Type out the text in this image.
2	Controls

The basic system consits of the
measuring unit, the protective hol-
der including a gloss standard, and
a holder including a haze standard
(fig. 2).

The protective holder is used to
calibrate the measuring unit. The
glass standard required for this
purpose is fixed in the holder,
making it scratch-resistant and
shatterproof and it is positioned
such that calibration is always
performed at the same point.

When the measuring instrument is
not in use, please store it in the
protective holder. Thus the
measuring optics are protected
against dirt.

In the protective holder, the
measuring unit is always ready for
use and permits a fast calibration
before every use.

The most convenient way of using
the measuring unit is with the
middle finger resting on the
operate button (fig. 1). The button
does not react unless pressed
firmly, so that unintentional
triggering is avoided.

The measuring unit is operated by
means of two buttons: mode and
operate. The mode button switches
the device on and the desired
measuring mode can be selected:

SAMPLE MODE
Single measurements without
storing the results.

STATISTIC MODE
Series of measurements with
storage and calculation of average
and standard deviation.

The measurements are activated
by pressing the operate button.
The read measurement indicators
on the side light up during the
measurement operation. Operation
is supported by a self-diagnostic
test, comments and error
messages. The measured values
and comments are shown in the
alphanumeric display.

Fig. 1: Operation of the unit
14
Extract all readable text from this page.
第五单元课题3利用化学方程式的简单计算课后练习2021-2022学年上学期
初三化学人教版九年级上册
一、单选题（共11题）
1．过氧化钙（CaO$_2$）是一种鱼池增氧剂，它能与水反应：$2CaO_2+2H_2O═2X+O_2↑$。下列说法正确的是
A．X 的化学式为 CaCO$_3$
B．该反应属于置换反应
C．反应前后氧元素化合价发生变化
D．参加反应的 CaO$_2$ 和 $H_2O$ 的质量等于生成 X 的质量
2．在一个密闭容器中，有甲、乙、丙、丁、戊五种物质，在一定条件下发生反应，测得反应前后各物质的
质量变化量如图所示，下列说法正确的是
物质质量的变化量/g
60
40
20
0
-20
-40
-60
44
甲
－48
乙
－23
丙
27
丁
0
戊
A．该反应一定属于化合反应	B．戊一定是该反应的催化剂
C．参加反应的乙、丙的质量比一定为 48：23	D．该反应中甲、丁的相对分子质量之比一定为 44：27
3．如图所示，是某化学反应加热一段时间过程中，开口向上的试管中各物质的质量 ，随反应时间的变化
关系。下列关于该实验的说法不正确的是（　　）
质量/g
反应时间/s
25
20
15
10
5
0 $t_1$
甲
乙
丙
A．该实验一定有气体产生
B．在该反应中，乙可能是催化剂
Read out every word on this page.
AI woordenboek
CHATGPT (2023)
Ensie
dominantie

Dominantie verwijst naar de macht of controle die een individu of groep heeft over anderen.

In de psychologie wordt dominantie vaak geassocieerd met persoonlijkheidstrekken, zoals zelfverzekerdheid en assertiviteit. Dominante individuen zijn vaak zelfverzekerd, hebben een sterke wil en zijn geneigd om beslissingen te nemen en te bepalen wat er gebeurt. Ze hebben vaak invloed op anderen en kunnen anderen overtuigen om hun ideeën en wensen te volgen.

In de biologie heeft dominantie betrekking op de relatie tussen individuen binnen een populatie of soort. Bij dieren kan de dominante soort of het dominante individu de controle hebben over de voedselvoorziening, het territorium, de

******************************

Direction:
Pull out every line containing "including".

The answer:
der including a gloss standard, and
a holder including a haze standard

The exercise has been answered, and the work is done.